It was not pretended on the argument that the subscription of the village of Rome to the stock of the railroad company, and the execution and delivery to the commissioners of the village bonds, were unauthorized acts. The scheme of taking the stock and creating a debt of $150,000 had been duly approved by the taxpayers. The execution of the bonds was therefore authorized and perfect, and the "Commissioners of the Railroad Fund" held them for sale and disposition according to certain further conditions prescribed in the 11th section of the statute (Lawsof 1853, 596). By that section the commissioners were authorized to negotiate these bonds so as to make them operative instruments, only on condition that the sum of $500,000 should be subscribed to the stock of the railroad, exclusive of the village subscription of $150,000; and the commissioners were directed, before selling the bonds, to make a certificate under their hands declaring that such subscription had, in fact, been made in good faith by persons able to pay the sums subscribed by them. This certificate was to be filed with the clerk of the village of Rome, and it was, in fact, made and filed in all respects according to the law. The facts, so far stated, had been proved when the motion for a nonsuit was made, together with the additional one that the commissioners delivered the bond on which the suit was brought to the railroad company in exchange for an equal amount of stock in that company. This was a mode of negotiation authorized by the statute. (§ 3.)

- _REQUIREMENT_
Continue the passage on the village of Rome's railroad bonds, starting after its last sentence.

- _MATERIAL_
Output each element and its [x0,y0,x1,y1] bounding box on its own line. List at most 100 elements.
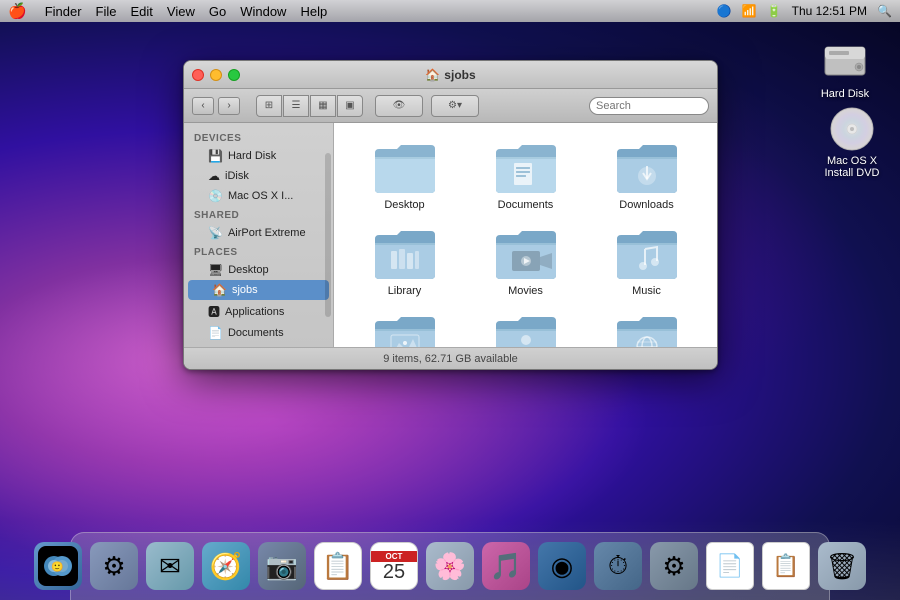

- _RESPONSE_
It follows that the motion for a nonsuit was properly overruled. The bonds were payable to bearer, and although *Page 24 under the corporate seal of the village, they were negotiable instruments in such a sense as would exempt them, in the hands of a bona fide holder, from a defence which might be available against the railroad company. (State of Illinois v.Delafield, 8 Paige, 527; S.C. on appeal, 2 Hill, 159, 177; Mechanics' Bank v. New Haven R.R. Co., 3 Kern., 625, 627; Fisher v. Morris Canal Co., 3 Am. L. Reg., 423.) If, in point of fact, the commissioners delivered the bonds to the railroad company in exchange for stock, without a performance on the part of that company of the condition precedent of procuring a subscription of $500,000 to the stock, it is quite probable that the company itself could not enforce the bonds, although the proper certificate had been filed, declaring the condition to have been performed. By the express terms of the statute, the subscription was to precede the sale of the bonds, and I do not see how the company could get a title to them unless it procured that subscription to be actually made.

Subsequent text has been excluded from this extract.